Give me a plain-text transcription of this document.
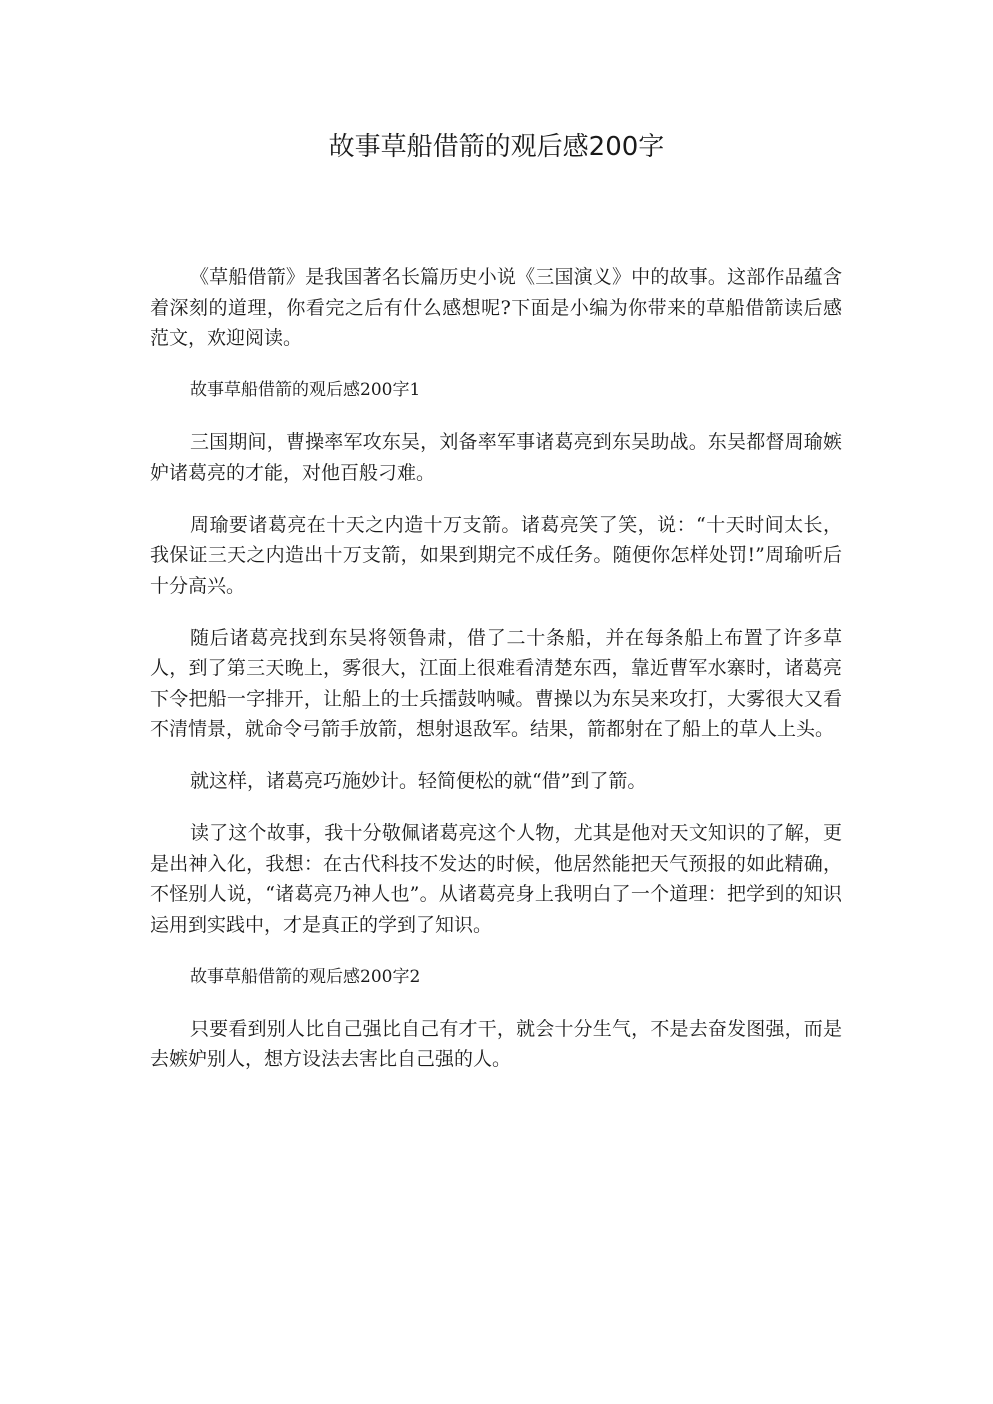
故事草船借箭的观后感200字

《草船借箭》是我国著名长篇历史小说《三国演义》中的故事。这部作品蕴含着深刻的道理，你看完之后有什么感想呢?下面是小编为你带来的草船借箭读后感范文，欢迎阅读。

故事草船借箭的观后感200字1

三国期间，曹操率军攻东吴，刘备率军事诸葛亮到东吴助战。东吴都督周瑜嫉妒诸葛亮的才能，对他百般刁难。

周瑜要诸葛亮在十天之内造十万支箭。诸葛亮笑了笑，说：“十天时间太长，我保证三天之内造出十万支箭，如果到期完不成任务。随便你怎样处罚!”周瑜听后十分高兴。

随后诸葛亮找到东吴将领鲁肃，借了二十条船，并在每条船上布置了许多草人，到了第三天晚上，雾很大，江面上很难看清楚东西，靠近曹军水寨时，诸葛亮下令把船一字排开，让船上的士兵擂鼓呐喊。曹操以为东吴来攻打，大雾很大又看不清情景，就命令弓箭手放箭，想射退敌军。结果，箭都射在了船上的草人上头。

就这样，诸葛亮巧施妙计。轻简便松的就“借”到了箭。

读了这个故事，我十分敬佩诸葛亮这个人物，尤其是他对天文知识的了解，更是出神入化，我想：在古代科技不发达的时候，他居然能把天气预报的如此精确，不怪别人说，“诸葛亮乃神人也”。从诸葛亮身上我明白了一个道理：把学到的知识运用到实践中，才是真正的学到了知识。

故事草船借箭的观后感200字2

只要看到别人比自己强比自己有才干，就会十分生气，不是去奋发图强，而是去嫉妒别人，想方设法去害比自己强的人。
━━━━━━
> [What is being asked]
Quote the listing above in full, except for the pictures.

> [Exercise response]
Give me a plain-text transcription of this document.
故事草船借箭的观后感200字

《草船借箭》是我国著名长篇历史小说《三国演义》中的故事。这部作品蕴含着深刻的道理，你看完之后有什么感想呢?下面是小编为你带来的草船借箭读后感范文，欢迎阅读。

故事草船借箭的观后感200字1

三国期间，曹操率军攻东吴，刘备率军事诸葛亮到东吴助战。东吴都督周瑜嫉妒诸葛亮的才能，对他百般刁难。

周瑜要诸葛亮在十天之内造十万支箭。诸葛亮笑了笑，说：“十天时间太长，我保证三天之内造出十万支箭，如果到期完不成任务。随便你怎样处罚!”周瑜听后十分高兴。

随后诸葛亮找到东吴将领鲁肃，借了二十条船，并在每条船上布置了许多草人，到了第三天晚上，雾很大，江面上很难看清楚东西，靠近曹军水寨时，诸葛亮下令把船一字排开，让船上的士兵擂鼓呐喊。曹操以为东吴来攻打，大雾很大又看不清情景，就命令弓箭手放箭，想射退敌军。结果，箭都射在了船上的草人上头。

就这样，诸葛亮巧施妙计。轻简便松的就“借”到了箭。

读了这个故事，我十分敬佩诸葛亮这个人物，尤其是他对天文知识的了解，更是出神入化，我想：在古代科技不发达的时候，他居然能把天气预报的如此精确，不怪别人说，“诸葛亮乃神人也”。从诸葛亮身上我明白了一个道理：把学到的知识运用到实践中，才是真正的学到了知识。

故事草船借箭的观后感200字2

只要看到别人比自己强比自己有才干，就会十分生气，不是去奋发图强，而是去嫉妒别人，想方设法去害比自己强的人。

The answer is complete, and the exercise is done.